### OBJECTIVE
Gather the lines from the material that contain "Universal".

### INPUT MATERIAL
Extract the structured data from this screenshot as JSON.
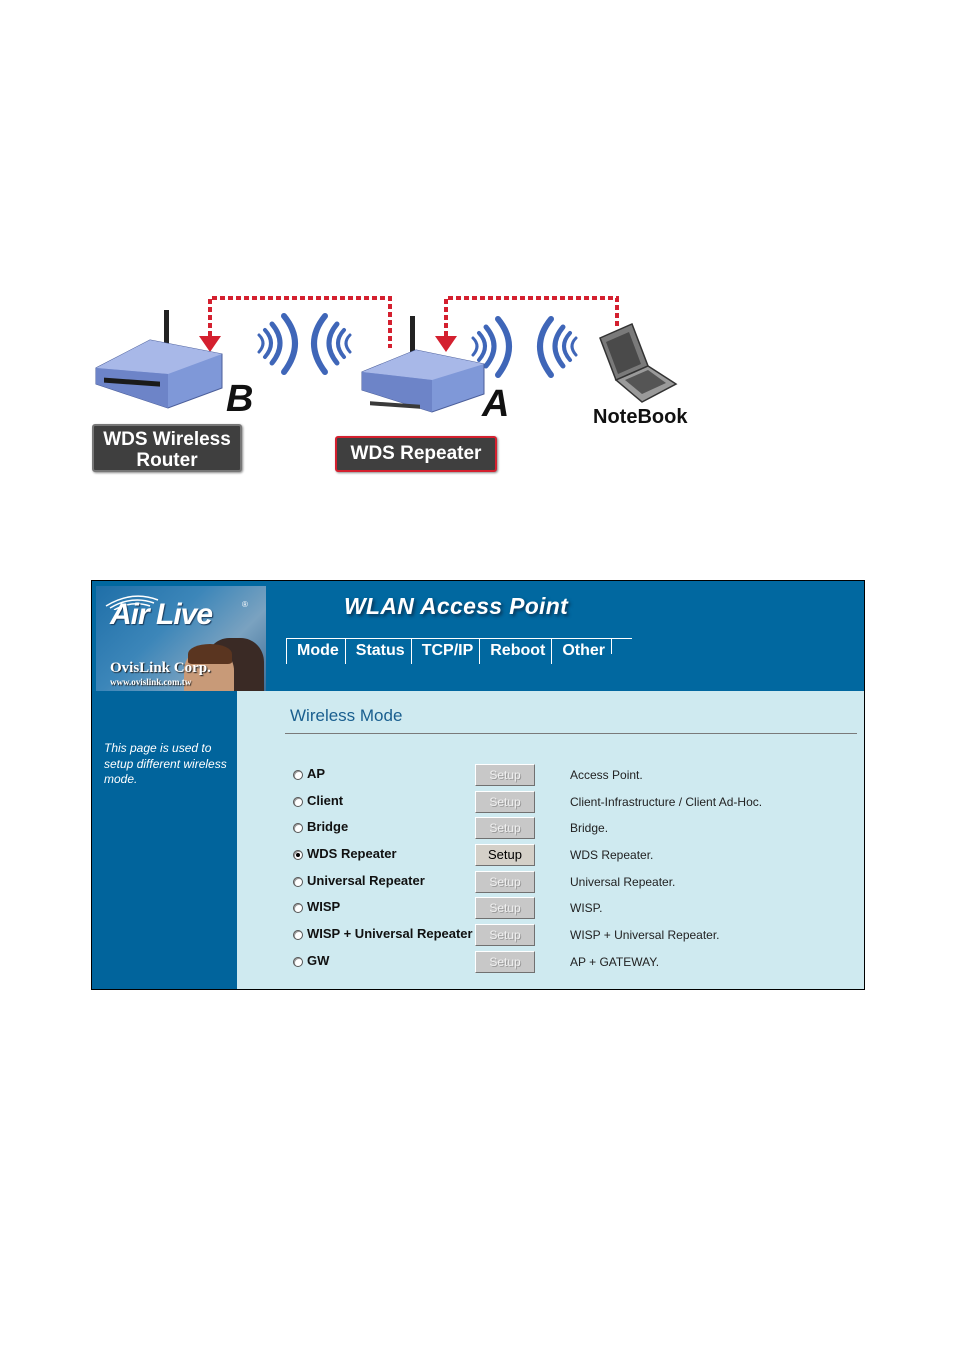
{
  "diagram": {
    "router_label_line1": "WDS Wireless",
    "router_label_line2": "Router",
    "router_letter": "B",
    "repeater_label": "WDS Repeater",
    "repeater_letter": "A",
    "notebook_label": "NoteBook",
    "colors": {
      "dashed_link": "#d4202f",
      "wave": "#3f66b8",
      "device": "#7f98d8",
      "label_bg": "#3f3f3f",
      "repeater_border": "#d4202f"
    }
  },
  "window": {
    "title": "WLAN Access Point",
    "logo": {
      "brand": "Air Live",
      "registered": "®",
      "company": "OvisLink Corp.",
      "url": "www.ovislink.com.tw"
    },
    "nav": [
      {
        "label": "Mode"
      },
      {
        "label": "Status"
      },
      {
        "label": "TCP/IP"
      },
      {
        "label": "Reboot"
      },
      {
        "label": "Other"
      }
    ],
    "sidebar_text": "This page is used to setup different wireless mode.",
    "colors": {
      "header_bg": "#0168a0",
      "sidebar_bg": "#01649c",
      "content_bg": "#cfeaf0",
      "title_text": "#1a5f8f"
    }
  },
  "content": {
    "title": "Wireless Mode",
    "modes": [
      {
        "name": "AP",
        "selected": false,
        "button": "Setup",
        "button_enabled": false,
        "description": "Access Point."
      },
      {
        "name": "Client",
        "selected": false,
        "button": "Setup",
        "button_enabled": false,
        "description": "Client-Infrastructure / Client Ad-Hoc."
      },
      {
        "name": "Bridge",
        "selected": false,
        "button": "Setup",
        "button_enabled": false,
        "description": "Bridge."
      },
      {
        "name": "WDS Repeater",
        "selected": true,
        "button": "Setup",
        "button_enabled": true,
        "description": "WDS Repeater."
      },
      {
        "name": "Universal Repeater",
        "selected": false,
        "button": "Setup",
        "button_enabled": false,
        "description": "Universal Repeater."
      },
      {
        "name": "WISP",
        "selected": false,
        "button": "Setup",
        "button_enabled": false,
        "description": "WISP."
      },
      {
        "name": "WISP + Universal Repeater",
        "selected": false,
        "button": "Setup",
        "button_enabled": false,
        "description": "WISP + Universal Repeater."
      },
      {
        "name": "GW",
        "selected": false,
        "button": "Setup",
        "button_enabled": false,
        "description": "AP + GATEWAY."
      }
    ]
  }
}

### EXERCISE SOLUTION
        "name": "Universal Repeater",
        "description": "Universal Repeater."
        "name": "WISP + Universal Repeater",
        "description": "WISP + Universal Repeater."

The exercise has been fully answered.